BEGIN

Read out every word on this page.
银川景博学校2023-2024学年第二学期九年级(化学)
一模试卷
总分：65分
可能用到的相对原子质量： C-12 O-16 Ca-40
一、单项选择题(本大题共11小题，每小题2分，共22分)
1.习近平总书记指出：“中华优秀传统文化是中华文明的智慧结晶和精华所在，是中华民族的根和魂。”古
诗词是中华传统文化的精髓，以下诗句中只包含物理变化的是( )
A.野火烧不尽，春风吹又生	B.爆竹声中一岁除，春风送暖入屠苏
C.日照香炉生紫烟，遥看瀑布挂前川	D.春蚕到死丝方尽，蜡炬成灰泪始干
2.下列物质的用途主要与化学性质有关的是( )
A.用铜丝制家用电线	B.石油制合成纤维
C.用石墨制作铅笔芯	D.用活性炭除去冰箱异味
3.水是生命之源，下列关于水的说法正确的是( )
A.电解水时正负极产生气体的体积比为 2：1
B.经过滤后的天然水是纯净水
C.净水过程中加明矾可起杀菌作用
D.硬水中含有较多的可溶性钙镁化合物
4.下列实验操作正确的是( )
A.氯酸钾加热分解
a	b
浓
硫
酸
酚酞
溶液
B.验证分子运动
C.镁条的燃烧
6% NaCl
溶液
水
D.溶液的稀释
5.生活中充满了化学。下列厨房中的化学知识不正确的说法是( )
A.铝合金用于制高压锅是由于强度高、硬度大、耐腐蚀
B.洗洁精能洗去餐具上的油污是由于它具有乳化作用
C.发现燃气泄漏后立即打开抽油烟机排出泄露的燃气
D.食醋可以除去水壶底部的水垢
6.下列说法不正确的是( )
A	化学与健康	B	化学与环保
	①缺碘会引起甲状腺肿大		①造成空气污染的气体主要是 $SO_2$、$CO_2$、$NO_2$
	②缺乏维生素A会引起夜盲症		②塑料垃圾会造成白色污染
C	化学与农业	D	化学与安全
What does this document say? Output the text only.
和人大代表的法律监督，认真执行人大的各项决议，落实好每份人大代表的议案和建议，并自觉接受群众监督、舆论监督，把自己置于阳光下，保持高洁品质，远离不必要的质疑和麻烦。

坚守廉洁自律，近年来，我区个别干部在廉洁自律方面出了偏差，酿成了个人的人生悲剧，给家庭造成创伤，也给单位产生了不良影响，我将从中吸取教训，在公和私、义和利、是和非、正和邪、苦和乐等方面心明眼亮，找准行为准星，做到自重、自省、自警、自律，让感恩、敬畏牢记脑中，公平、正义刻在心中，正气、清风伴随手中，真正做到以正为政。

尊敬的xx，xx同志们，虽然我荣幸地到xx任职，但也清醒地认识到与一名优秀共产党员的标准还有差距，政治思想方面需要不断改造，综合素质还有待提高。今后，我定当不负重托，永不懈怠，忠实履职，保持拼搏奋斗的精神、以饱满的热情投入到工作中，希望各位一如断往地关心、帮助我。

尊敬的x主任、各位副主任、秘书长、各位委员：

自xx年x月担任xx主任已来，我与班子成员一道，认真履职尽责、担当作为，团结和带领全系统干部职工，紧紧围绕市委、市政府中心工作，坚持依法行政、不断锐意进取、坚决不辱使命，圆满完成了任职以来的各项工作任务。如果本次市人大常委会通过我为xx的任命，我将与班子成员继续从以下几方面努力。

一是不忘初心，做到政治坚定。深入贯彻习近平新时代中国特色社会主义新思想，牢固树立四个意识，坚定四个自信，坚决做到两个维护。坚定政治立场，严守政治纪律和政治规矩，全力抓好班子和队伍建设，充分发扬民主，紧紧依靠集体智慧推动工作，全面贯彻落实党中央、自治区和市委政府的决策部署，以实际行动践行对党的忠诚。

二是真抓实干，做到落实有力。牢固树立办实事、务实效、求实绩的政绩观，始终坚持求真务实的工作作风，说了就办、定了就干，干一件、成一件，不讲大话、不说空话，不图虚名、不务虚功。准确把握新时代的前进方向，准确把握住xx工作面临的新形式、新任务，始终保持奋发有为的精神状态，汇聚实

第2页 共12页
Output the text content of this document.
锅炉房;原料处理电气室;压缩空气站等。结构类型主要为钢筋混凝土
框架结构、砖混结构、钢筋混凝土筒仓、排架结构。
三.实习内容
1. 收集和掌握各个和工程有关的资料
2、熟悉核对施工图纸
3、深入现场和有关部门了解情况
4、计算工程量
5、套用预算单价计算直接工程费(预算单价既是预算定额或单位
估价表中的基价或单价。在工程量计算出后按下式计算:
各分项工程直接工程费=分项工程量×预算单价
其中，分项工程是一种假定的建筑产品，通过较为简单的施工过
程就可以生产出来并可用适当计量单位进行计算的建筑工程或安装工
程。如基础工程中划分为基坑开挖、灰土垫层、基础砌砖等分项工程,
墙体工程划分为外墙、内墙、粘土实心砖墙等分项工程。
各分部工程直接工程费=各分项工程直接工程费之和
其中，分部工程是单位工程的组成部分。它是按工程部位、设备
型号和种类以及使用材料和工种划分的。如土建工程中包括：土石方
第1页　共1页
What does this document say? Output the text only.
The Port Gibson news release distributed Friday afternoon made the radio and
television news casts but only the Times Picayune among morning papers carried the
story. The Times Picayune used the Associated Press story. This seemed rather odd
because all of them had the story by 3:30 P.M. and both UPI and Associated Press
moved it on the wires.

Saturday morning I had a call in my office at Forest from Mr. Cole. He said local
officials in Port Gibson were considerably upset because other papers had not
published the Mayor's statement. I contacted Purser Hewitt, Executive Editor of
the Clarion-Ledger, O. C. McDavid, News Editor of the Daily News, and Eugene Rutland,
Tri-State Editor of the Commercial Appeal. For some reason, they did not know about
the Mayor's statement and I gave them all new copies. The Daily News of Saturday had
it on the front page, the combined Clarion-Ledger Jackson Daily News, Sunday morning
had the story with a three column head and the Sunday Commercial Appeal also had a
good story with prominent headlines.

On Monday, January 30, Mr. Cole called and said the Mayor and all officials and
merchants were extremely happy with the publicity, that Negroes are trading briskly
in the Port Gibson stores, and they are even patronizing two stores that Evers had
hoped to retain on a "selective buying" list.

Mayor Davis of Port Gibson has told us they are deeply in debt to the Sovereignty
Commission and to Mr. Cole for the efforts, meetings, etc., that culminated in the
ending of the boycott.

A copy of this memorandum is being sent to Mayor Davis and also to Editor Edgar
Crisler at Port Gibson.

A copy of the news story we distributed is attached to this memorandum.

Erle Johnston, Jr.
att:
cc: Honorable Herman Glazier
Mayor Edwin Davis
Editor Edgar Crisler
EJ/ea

END

## REQUIREMENT
Using the material above, gather every line that includes "Gibson".

## TASK RESPONSE
The Port Gibson news release distributed Friday afternoon made the radio and
officials in Port Gibson were considerably upset because other papers had not
in the Port Gibson stores, and they are even patronizing two stores that Evers had
Mayor Davis of Port Gibson has told us they are deeply in debt to the Sovereignty
Crisler at Port Gibson.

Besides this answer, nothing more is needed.